Text section:
=== Section Start ===

Cuban general (1869–1897)

Alberto Rodríguez Acosta (June 5, 1871 – February 10, 1963) was a Cuban Brigadier General of the Cuban War of Independence. He was known for commanding the Second Division of the V Corps and would primarily operate in actions within the Invasion from East to West in Cuba.

==Military career==
Rodríguez Acosta was born in the town of Alacranes which was a municipality of Unión de Reyes on August 7, 1869. Enlisting at a young age, he would participate in the Cuban War of Independence, beginning on February 24, 1895. Between October 1895 and January 1896, he would participate in the Invasion from East to West in Cuba, gaining the trust of José Miró Argenter. He was promoted to Lieutenant Colonel four months later and given command of the 1st Infantry Regiment Battalion. After taking part in the Battle of Güira de Melena on May 8, 1896, he was promoted to Colonel and was head of the 3rd Brigade of the 2nd Division of the V Corps, being a substitute of Colonel Aurelio Collazo who was killed in the battle. On the same day, he would launch an ambush at La Cunda against a numerically superior Spanish force commanded by Captain Emilio Parrondo.

=== Section End ===

Exercise set:
1 – In the text on the Cuban general, which Spanish captain commanded the force ambushed at La Cunda?
2 – Extend the text on the Cuban general's military career, picking up after its last sentence.

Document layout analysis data

=== Section Start ===

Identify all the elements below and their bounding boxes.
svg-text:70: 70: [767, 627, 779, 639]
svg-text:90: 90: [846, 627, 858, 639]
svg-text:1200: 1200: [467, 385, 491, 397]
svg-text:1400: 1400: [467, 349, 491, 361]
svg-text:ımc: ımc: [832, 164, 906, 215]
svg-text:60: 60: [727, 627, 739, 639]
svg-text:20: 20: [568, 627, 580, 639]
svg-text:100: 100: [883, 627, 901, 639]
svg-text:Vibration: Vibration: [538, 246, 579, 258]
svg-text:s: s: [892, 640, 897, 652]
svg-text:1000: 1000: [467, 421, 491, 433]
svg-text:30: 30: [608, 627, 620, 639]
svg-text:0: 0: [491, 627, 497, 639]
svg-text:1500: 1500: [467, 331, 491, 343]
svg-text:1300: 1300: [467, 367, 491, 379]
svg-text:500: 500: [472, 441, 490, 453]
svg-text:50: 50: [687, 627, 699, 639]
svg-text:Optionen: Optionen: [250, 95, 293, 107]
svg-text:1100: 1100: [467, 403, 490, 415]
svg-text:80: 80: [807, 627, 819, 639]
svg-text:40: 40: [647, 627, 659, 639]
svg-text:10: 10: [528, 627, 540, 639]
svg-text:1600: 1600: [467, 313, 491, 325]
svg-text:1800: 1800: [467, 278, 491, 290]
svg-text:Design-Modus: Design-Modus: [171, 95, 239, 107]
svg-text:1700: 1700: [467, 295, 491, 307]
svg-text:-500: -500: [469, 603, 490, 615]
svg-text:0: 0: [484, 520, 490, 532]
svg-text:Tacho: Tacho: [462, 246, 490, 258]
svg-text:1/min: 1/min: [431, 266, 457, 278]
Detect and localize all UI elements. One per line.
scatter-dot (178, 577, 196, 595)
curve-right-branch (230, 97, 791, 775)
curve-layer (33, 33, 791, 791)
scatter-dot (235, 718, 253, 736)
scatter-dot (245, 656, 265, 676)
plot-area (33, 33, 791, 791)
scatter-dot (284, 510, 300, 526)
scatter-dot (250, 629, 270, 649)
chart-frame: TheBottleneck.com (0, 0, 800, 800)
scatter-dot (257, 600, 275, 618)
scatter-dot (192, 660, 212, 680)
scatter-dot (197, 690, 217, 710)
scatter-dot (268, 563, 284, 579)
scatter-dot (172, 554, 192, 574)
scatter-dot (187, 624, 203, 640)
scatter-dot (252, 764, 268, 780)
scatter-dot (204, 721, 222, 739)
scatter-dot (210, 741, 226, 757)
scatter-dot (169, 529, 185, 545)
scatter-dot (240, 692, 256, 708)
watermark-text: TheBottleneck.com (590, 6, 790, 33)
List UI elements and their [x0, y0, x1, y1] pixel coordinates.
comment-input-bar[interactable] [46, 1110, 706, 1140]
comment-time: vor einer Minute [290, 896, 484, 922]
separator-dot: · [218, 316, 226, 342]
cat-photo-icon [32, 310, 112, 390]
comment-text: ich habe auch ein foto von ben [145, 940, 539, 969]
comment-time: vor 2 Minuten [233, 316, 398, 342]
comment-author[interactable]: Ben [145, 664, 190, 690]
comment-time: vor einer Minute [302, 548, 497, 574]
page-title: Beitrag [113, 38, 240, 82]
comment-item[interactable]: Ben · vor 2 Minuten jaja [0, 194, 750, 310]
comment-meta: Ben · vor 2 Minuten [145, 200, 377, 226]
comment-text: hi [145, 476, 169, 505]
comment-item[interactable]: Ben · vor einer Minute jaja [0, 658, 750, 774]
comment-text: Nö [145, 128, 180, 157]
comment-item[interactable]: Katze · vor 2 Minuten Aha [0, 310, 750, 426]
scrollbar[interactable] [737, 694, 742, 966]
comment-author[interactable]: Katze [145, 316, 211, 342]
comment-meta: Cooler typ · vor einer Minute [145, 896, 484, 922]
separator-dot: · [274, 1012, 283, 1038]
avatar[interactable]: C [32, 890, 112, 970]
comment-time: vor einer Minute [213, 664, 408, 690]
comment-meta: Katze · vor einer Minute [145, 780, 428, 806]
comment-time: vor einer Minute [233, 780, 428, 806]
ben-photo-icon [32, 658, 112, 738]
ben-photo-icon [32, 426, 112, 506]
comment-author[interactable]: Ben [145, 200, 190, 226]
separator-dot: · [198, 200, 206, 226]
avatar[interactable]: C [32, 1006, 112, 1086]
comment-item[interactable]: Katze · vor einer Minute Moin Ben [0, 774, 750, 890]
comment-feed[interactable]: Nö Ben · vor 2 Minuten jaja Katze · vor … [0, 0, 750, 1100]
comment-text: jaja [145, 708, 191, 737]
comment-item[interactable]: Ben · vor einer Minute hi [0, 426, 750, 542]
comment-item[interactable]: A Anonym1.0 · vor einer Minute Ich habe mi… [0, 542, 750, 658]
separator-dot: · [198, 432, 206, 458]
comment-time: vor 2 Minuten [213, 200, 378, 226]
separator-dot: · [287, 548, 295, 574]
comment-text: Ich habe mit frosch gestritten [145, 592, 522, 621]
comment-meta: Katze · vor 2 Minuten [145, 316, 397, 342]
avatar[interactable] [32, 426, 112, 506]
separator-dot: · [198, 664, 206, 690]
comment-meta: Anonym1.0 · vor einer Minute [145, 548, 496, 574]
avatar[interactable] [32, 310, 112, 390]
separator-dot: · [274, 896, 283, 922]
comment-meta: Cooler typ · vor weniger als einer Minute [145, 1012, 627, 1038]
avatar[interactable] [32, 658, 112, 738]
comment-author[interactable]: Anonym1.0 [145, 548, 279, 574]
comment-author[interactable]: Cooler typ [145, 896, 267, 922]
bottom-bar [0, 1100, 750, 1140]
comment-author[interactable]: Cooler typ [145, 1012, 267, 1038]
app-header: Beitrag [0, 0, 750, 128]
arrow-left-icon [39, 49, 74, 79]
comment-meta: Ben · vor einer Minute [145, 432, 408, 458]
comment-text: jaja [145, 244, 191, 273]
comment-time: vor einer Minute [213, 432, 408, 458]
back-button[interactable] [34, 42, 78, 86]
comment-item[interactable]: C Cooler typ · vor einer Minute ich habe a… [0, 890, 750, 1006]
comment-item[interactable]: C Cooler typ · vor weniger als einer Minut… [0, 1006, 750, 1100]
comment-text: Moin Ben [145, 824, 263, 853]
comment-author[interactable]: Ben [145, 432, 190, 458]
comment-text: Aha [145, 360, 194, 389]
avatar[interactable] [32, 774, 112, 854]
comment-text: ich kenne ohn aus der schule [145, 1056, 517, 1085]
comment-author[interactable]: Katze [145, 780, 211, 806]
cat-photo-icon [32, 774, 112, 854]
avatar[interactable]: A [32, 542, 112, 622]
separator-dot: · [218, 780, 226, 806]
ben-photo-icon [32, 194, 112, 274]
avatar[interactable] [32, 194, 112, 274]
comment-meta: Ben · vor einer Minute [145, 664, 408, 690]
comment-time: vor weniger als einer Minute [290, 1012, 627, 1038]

=== Section End ===

Answers given:
1 – Captain Emilio Parrondo.

2 –
During the Battle of San Pedro, a counterattack commanded by Rodríguez Acosta and Juan Delgado González which forced the Spanish forces to retreat behind a stone column but would retreat after the sheer number of Spanish forces. After receiving the news of the death of Antonio Maceo Grajales by his doctor, Máximo Zertucha, Rodríguez Acosta wouldn't lose his morale unlike most commanders of the battle and would help with boosting morale of the remaining soldiers at the makeshift camps along with Delgado González. During the Battles of El Caimán beginning on February 27, 1897, Rodríguez Acosta commanded the Fourth Brigade of the Second Division of the V Corps against the Pizarro Battalion. During the battle, he would besiege the battalion from the left which left the numerically superior Spanish forces disoriented and withdrew disorderly and abandoned several horses, multiple supplies, weapons and ammunition and a surgery kit.

The forces of the now Brigadier General Rodríguez Acosta would be ambushed by Spanish forces during the Battle of Mortuorio. He would take the initiative and launch a cavalry charge against the numerically superior Spanish force. He would be shot in the groin and would later die from the wound, buried near the battlefield.